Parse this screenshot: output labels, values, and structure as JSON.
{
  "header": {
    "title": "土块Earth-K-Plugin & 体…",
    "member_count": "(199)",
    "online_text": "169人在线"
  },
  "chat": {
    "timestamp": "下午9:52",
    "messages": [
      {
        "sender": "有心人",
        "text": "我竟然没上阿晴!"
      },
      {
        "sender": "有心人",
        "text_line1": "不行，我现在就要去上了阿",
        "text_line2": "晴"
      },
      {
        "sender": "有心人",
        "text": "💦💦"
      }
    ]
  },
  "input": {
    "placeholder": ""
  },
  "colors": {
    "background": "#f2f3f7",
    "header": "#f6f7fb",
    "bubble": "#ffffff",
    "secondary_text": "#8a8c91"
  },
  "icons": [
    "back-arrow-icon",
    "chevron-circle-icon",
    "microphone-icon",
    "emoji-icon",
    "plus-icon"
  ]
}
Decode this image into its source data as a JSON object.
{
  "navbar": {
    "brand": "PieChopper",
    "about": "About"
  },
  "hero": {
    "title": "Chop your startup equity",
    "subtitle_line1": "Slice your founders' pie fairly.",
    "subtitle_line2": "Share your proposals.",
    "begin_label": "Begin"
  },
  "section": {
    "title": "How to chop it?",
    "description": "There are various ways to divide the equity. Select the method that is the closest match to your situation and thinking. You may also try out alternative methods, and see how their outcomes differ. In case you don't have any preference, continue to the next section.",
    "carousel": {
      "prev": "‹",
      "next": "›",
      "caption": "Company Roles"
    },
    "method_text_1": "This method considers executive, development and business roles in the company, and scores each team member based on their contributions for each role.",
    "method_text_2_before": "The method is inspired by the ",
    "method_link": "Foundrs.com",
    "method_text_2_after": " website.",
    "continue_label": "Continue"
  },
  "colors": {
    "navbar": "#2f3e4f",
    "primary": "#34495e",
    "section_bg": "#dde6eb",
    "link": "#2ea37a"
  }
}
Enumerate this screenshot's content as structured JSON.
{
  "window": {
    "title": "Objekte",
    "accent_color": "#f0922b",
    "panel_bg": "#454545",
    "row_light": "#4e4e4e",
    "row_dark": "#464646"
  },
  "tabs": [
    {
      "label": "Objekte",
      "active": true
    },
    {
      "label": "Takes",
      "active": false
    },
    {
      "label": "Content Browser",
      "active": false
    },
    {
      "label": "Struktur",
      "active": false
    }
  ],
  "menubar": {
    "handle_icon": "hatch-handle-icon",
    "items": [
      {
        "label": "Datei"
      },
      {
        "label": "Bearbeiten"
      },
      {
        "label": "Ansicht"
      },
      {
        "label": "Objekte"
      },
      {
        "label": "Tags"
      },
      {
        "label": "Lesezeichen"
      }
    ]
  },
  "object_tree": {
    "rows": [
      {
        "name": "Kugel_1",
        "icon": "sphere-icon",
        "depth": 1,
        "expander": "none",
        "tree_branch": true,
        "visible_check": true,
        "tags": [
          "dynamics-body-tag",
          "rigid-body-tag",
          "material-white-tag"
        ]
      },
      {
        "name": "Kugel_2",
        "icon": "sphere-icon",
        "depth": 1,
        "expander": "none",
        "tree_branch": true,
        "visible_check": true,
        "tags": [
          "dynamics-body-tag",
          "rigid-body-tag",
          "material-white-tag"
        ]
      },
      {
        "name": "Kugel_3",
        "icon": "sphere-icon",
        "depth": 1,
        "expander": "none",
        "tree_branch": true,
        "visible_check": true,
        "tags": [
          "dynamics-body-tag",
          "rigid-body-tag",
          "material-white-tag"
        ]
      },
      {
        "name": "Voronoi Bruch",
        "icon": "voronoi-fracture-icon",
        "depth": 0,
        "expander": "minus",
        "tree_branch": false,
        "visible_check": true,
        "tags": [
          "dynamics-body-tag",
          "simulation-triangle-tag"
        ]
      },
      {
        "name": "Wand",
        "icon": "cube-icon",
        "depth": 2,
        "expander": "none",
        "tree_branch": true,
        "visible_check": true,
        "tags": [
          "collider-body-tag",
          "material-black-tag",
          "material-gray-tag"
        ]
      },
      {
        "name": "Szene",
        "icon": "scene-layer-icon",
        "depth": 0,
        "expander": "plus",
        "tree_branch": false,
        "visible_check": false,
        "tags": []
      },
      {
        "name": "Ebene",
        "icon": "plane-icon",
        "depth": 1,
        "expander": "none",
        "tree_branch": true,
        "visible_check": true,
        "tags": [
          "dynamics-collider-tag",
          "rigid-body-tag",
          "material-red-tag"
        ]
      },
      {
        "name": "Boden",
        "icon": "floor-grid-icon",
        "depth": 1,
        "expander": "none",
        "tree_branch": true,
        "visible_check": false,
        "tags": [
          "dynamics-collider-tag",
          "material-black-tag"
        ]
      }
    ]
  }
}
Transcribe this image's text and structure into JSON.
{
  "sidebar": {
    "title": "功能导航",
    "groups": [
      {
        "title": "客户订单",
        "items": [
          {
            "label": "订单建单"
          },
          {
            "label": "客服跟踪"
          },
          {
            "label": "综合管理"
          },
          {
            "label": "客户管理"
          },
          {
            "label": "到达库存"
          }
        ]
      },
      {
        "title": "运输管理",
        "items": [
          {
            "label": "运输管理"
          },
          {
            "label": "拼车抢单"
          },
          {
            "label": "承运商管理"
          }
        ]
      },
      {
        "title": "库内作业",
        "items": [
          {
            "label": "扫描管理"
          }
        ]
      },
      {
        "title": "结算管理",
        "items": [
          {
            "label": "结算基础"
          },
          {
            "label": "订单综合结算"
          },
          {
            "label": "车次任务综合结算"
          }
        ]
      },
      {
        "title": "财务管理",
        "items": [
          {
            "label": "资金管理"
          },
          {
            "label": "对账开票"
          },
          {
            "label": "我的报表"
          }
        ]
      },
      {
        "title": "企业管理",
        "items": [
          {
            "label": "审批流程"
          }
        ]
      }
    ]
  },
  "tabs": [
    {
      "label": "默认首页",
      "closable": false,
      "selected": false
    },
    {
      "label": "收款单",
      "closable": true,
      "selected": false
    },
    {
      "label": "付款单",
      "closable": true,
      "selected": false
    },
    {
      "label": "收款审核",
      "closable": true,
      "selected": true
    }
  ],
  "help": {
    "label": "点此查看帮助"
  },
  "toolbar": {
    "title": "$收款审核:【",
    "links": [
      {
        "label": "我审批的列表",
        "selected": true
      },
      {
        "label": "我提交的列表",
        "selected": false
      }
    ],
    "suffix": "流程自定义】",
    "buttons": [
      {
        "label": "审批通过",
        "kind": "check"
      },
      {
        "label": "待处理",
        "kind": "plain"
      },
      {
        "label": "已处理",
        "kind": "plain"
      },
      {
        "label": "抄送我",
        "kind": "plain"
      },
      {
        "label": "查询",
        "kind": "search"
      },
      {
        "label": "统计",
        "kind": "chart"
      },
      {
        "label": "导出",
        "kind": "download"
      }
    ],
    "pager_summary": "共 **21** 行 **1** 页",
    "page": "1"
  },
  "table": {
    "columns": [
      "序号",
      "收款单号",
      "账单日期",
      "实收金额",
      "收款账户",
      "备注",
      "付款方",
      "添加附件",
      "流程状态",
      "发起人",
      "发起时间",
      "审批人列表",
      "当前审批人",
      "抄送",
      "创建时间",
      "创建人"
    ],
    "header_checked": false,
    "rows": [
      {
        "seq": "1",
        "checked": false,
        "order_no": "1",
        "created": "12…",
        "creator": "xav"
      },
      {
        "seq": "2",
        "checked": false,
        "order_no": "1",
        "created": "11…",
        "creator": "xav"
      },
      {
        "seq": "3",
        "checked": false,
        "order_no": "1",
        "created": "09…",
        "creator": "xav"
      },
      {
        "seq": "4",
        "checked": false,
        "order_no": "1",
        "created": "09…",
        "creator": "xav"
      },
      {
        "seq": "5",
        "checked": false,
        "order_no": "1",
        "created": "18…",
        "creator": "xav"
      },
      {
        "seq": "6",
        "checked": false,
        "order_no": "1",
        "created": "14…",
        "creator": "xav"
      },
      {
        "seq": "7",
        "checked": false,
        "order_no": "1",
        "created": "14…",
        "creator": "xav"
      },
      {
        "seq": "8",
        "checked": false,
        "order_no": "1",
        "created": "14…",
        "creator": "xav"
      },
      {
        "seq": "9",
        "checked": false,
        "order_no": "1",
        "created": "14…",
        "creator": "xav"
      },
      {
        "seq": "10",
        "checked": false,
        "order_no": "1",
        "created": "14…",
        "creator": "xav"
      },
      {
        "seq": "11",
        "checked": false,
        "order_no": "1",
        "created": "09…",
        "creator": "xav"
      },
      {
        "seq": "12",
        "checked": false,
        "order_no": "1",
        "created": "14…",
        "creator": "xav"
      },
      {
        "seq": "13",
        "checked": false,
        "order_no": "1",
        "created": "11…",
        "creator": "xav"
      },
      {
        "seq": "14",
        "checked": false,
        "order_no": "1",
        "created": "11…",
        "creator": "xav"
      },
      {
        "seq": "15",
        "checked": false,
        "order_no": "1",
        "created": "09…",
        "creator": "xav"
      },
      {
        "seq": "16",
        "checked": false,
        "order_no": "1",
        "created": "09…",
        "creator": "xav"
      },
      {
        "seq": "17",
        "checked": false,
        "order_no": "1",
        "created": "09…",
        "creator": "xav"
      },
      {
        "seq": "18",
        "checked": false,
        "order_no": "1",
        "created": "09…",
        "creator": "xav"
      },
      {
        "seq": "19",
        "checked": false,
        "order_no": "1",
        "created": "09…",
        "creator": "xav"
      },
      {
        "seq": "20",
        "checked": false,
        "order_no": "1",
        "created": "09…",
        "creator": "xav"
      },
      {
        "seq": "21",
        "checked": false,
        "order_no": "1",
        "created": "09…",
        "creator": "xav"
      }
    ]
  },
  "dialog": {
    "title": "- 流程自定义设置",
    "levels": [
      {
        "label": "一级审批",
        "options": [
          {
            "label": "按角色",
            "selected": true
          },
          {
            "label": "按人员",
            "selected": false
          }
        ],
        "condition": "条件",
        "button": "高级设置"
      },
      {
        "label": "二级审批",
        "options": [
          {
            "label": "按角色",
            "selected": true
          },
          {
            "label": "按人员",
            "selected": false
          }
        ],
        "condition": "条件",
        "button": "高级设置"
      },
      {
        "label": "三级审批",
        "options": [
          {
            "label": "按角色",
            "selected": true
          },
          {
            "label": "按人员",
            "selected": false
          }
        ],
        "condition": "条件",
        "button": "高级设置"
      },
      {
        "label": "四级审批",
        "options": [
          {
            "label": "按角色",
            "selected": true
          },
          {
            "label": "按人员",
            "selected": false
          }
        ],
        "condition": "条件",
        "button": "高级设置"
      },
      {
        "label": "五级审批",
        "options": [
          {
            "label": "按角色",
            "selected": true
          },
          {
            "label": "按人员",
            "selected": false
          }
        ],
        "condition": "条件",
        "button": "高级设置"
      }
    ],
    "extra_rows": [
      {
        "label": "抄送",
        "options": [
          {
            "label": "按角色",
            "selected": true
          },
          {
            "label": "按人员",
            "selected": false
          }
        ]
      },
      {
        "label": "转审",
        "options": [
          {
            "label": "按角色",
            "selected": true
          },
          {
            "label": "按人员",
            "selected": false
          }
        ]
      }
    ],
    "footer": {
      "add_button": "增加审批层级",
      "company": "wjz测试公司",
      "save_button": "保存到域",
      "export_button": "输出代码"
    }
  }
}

What you are asked to do:
Within the listing above, copy each line that has the string "black".

Result of this exercise:
          "material-black-tag",
          "material-black-tag"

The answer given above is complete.